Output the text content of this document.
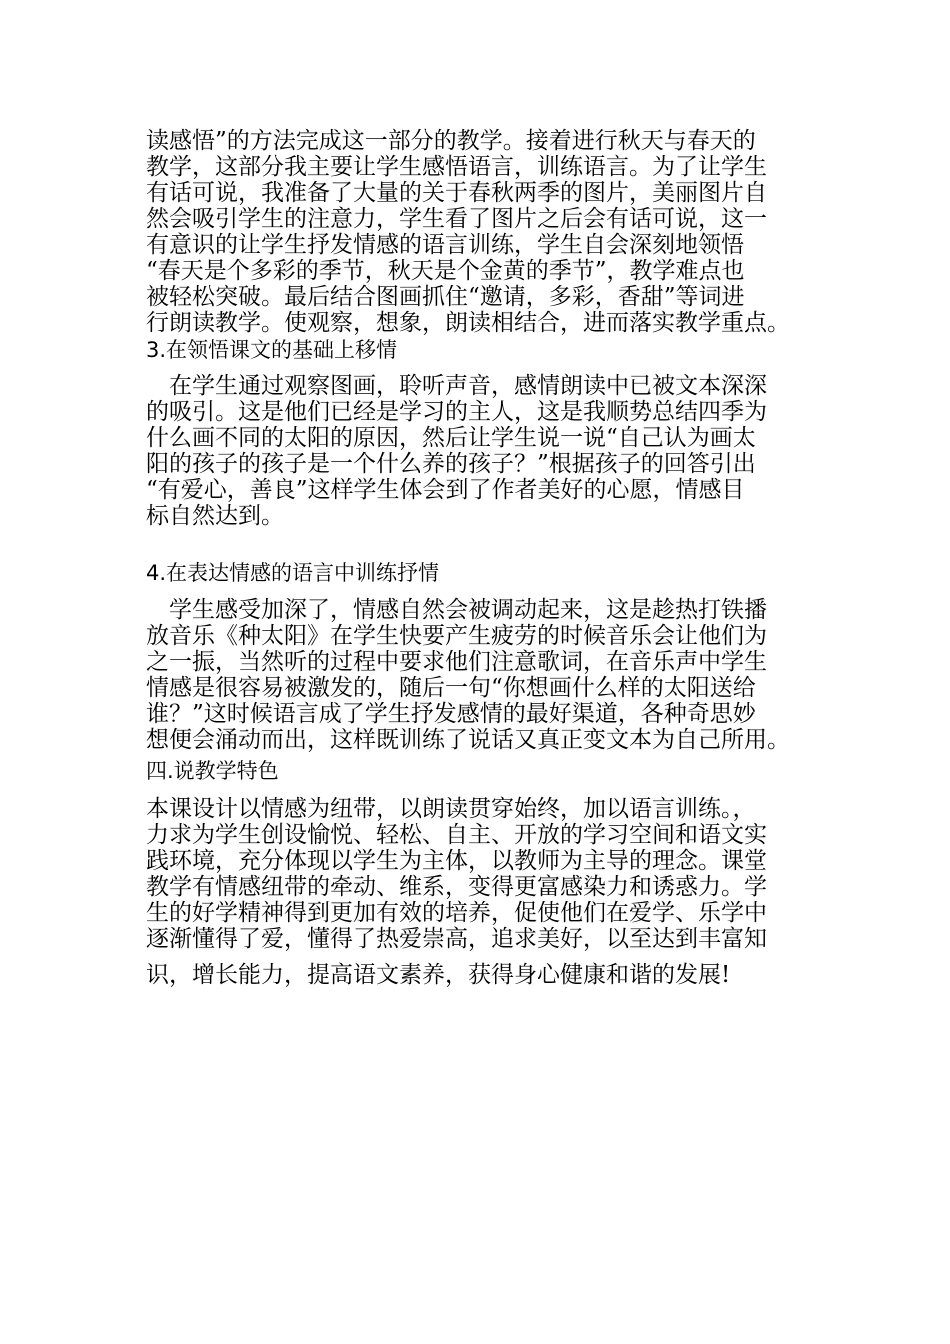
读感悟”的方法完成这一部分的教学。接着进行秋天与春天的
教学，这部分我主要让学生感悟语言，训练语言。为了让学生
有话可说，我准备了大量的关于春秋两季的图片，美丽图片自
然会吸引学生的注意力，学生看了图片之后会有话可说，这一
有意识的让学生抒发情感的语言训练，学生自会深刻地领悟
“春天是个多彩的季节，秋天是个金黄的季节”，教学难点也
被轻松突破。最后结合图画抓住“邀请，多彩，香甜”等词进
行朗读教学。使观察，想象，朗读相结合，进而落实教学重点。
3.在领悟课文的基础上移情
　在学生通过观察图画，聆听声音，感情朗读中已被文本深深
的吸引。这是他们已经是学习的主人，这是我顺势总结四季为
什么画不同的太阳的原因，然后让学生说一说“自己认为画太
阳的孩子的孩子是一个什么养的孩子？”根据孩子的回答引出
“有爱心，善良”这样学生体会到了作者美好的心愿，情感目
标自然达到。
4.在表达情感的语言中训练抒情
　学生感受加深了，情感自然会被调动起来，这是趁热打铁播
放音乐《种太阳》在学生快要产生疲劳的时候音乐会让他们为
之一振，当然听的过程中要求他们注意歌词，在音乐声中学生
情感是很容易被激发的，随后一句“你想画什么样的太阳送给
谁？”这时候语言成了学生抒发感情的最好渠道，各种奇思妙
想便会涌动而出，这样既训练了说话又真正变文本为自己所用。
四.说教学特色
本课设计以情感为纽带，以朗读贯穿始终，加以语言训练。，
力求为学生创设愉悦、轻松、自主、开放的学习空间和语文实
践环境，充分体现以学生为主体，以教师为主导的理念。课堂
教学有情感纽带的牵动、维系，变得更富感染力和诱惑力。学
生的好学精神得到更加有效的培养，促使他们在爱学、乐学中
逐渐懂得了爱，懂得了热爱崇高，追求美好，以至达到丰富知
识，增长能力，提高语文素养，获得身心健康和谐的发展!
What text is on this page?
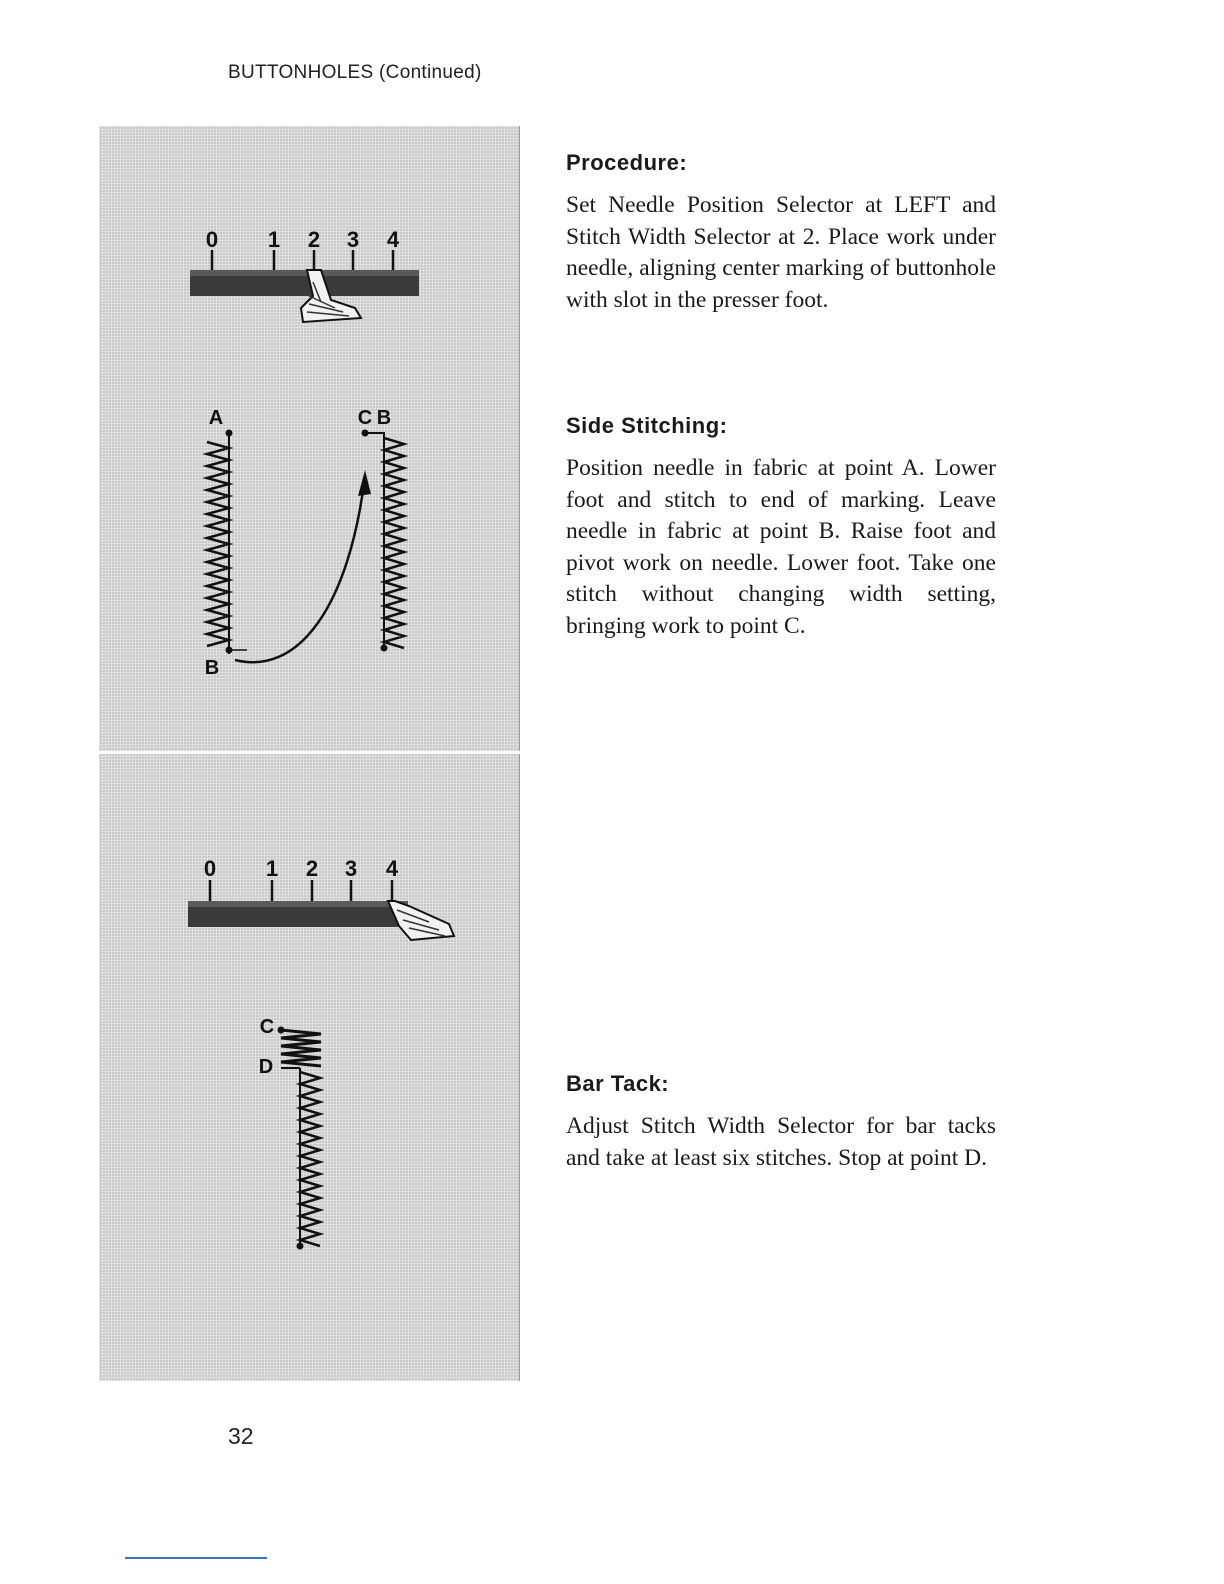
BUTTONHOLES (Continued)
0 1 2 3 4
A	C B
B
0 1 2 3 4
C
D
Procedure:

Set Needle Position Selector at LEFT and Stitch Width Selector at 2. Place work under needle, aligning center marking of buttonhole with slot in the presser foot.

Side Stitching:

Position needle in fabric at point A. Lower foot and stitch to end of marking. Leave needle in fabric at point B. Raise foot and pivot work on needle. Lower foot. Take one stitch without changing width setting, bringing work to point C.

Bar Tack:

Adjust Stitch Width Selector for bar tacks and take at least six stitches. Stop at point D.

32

_ _ _ _

Exactly as they appear, repeat the lines from the one containing "What text is on this page?" through the last line of the entries, counting both ends. Pictures stay out.

## Response
What text is on this page?
BUTTONHOLES (Continued)
0 1 2 3 4
A	C B
B
0 1 2 3 4
C
D
Procedure:

Set Needle Position Selector at LEFT and Stitch Width Selector at 2. Place work under needle, aligning center marking of buttonhole with slot in the presser foot.

Side Stitching:

Position needle in fabric at point A. Lower foot and stitch to end of marking. Leave needle in fabric at point B. Raise foot and pivot work on needle. Lower foot. Take one stitch without changing width setting, bringing work to point C.

Bar Tack:

Adjust Stitch Width Selector for bar tacks and take at least six stitches. Stop at point D.

32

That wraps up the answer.